— begin —

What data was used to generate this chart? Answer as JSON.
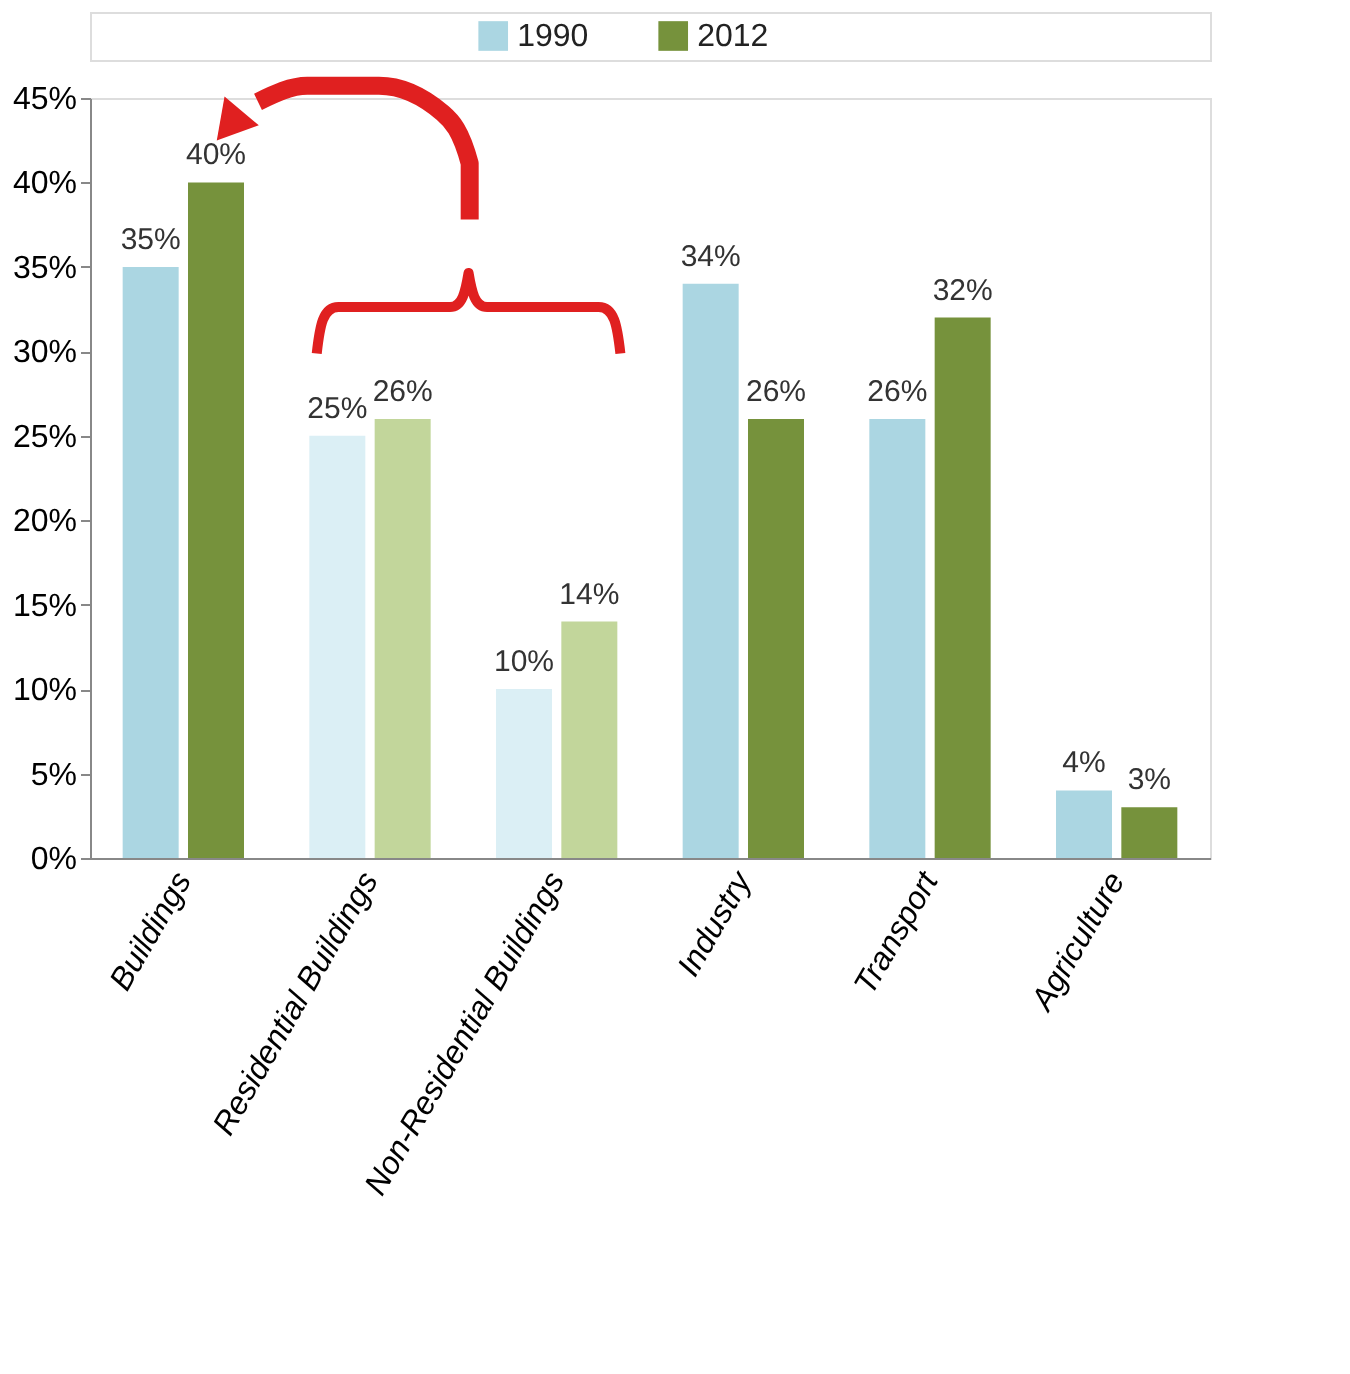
{
  "chart_data": {
    "type": "bar",
    "categories": [
      "Buildings",
      "Residential Buildings",
      "Non-Residential Buildings",
      "Industry",
      "Transport",
      "Agriculture"
    ],
    "series": [
      {
        "name": "1990",
        "color": "#abd6e2",
        "colors": [
          "#abd6e2",
          "#dbeff5",
          "#dbeff5",
          "#abd6e2",
          "#abd6e2",
          "#abd6e2"
        ],
        "values": [
          35,
          25,
          10,
          34,
          26,
          4
        ],
        "value_labels": [
          "35%",
          "25%",
          "10%",
          "34%",
          "26%",
          "4%"
        ]
      },
      {
        "name": "2012",
        "color": "#76923c",
        "colors": [
          "#76923c",
          "#c2d69b",
          "#c2d69b",
          "#76923c",
          "#76923c",
          "#76923c"
        ],
        "values": [
          40,
          26,
          14,
          26,
          32,
          3
        ],
        "value_labels": [
          "40%",
          "26%",
          "14%",
          "26%",
          "32%",
          "3%"
        ]
      }
    ],
    "ylim": [
      0,
      45
    ],
    "yticks": [
      {
        "value": 0,
        "label": "0%"
      },
      {
        "value": 5,
        "label": "5%"
      },
      {
        "value": 10,
        "label": "10%"
      },
      {
        "value": 15,
        "label": "15%"
      },
      {
        "value": 20,
        "label": "20%"
      },
      {
        "value": 25,
        "label": "25%"
      },
      {
        "value": 30,
        "label": "30%"
      },
      {
        "value": 35,
        "label": "35%"
      },
      {
        "value": 40,
        "label": "40%"
      },
      {
        "value": 45,
        "label": "45%"
      }
    ],
    "grid": false,
    "legend": "top"
  }
}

— end —

→ **TO BE DONE**
Pictures in the data above should not be copied; transcribe everything else exactly.

→ **EXERCISE ANSWER**
What data was used to generate this chart? Answer as JSON.
{
  "chart_data": {
    "type": "bar",
    "categories": [
      "Buildings",
      "Residential Buildings",
      "Non-Residential Buildings",
      "Industry",
      "Transport",
      "Agriculture"
    ],
    "series": [
      {
        "name": "1990",
        "color": "#abd6e2",
        "colors": [
          "#abd6e2",
          "#dbeff5",
          "#dbeff5",
          "#abd6e2",
          "#abd6e2",
          "#abd6e2"
        ],
        "values": [
          35,
          25,
          10,
          34,
          26,
          4
        ],
        "value_labels": [
          "35%",
          "25%",
          "10%",
          "34%",
          "26%",
          "4%"
        ]
      },
      {
        "name": "2012",
        "color": "#76923c",
        "colors": [
          "#76923c",
          "#c2d69b",
          "#c2d69b",
          "#76923c",
          "#76923c",
          "#76923c"
        ],
        "values": [
          40,
          26,
          14,
          26,
          32,
          3
        ],
        "value_labels": [
          "40%",
          "26%",
          "14%",
          "26%",
          "32%",
          "3%"
        ]
      }
    ],
    "ylim": [
      0,
      45
    ],
    "yticks": [
      {
        "value": 0,
        "label": "0%"
      },
      {
        "value": 5,
        "label": "5%"
      },
      {
        "value": 10,
        "label": "10%"
      },
      {
        "value": 15,
        "label": "15%"
      },
      {
        "value": 20,
        "label": "20%"
      },
      {
        "value": 25,
        "label": "25%"
      },
      {
        "value": 30,
        "label": "30%"
      },
      {
        "value": 35,
        "label": "35%"
      },
      {
        "value": 40,
        "label": "40%"
      },
      {
        "value": 45,
        "label": "45%"
      }
    ],
    "grid": false,
    "legend": "top"
  }
}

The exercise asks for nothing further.